Problem description>
Each line that follows is to be retyped exactly.

Data supplied>
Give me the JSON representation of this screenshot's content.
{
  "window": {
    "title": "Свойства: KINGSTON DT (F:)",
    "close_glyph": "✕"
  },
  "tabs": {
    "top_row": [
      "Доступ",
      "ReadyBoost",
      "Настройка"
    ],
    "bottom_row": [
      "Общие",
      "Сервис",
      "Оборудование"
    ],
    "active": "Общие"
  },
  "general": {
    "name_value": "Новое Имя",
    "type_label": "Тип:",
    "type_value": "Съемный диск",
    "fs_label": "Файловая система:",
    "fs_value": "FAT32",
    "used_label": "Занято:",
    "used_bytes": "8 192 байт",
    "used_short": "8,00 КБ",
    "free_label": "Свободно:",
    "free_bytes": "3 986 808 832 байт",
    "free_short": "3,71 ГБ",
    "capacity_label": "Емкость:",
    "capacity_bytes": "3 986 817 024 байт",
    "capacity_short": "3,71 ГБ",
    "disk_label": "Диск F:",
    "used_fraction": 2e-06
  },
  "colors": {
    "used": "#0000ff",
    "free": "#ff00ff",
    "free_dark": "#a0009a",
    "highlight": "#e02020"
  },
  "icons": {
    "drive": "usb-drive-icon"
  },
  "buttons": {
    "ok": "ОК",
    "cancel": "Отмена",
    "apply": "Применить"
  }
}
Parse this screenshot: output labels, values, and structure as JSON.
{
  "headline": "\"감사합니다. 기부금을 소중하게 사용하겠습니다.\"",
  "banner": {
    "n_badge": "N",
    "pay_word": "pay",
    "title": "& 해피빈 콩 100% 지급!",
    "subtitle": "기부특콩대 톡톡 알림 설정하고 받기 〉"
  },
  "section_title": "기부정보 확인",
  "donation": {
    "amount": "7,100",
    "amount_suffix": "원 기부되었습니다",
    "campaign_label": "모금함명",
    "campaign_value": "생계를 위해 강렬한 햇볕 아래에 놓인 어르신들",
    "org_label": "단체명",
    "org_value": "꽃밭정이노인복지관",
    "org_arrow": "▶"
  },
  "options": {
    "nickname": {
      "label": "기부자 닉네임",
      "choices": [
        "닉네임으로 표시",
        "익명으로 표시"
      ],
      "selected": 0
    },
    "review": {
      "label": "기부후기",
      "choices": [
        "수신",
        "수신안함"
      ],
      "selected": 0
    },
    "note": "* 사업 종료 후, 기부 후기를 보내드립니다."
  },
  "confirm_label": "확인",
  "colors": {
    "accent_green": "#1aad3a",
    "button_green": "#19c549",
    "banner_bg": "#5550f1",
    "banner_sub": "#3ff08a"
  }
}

The solution>
Give me the JSON representation of this screenshot's content.
{
  "window": {
    "title": "Свойства: KINGSTON DT (F:)",
    "close_glyph": "✕"
  },
  "tabs": {
    "top_row": [
      "Доступ",
      "ReadyBoost",
      "Настройка"
    ],
    "bottom_row": [
      "Общие",
      "Сервис",
      "Оборудование"
    ],
    "active": "Общие"
  },
  "general": {
    "name_value": "Новое Имя",
    "type_label": "Тип:",
    "type_value": "Съемный диск",
    "fs_label": "Файловая система:",
    "fs_value": "FAT32",
    "used_label": "Занято:",
    "used_bytes": "8 192 байт",
    "used_short": "8,00 КБ",
    "free_label": "Свободно:",
    "free_bytes": "3 986 808 832 байт",
    "free_short": "3,71 ГБ",
    "capacity_label": "Емкость:",
    "capacity_bytes": "3 986 817 024 байт",
    "capacity_short": "3,71 ГБ",
    "disk_label": "Диск F:",
    "used_fraction": 2e-06
  },
  "colors": {
    "used": "#0000ff",
    "free": "#ff00ff",
    "free_dark": "#a0009a",
    "highlight": "#e02020"
  },
  "icons": {
    "drive": "usb-drive-icon"
  },
  "buttons": {
    "ok": "ОК",
    "cancel": "Отмена",
    "apply": "Применить"
  }
}
Parse this screenshot: output labels, values, and structure as JSON.
{
  "headline": "\"감사합니다. 기부금을 소중하게 사용하겠습니다.\"",
  "banner": {
    "n_badge": "N",
    "pay_word": "pay",
    "title": "& 해피빈 콩 100% 지급!",
    "subtitle": "기부특콩대 톡톡 알림 설정하고 받기 〉"
  },
  "section_title": "기부정보 확인",
  "donation": {
    "amount": "7,100",
    "amount_suffix": "원 기부되었습니다",
    "campaign_label": "모금함명",
    "campaign_value": "생계를 위해 강렬한 햇볕 아래에 놓인 어르신들",
    "org_label": "단체명",
    "org_value": "꽃밭정이노인복지관",
    "org_arrow": "▶"
  },
  "options": {
    "nickname": {
      "label": "기부자 닉네임",
      "choices": [
        "닉네임으로 표시",
        "익명으로 표시"
      ],
      "selected": 0
    },
    "review": {
      "label": "기부후기",
      "choices": [
        "수신",
        "수신안함"
      ],
      "selected": 0
    },
    "note": "* 사업 종료 후, 기부 후기를 보내드립니다."
  },
  "confirm_label": "확인",
  "colors": {
    "accent_green": "#1aad3a",
    "button_green": "#19c549",
    "banner_bg": "#5550f1",
    "banner_sub": "#3ff08a"
  }
}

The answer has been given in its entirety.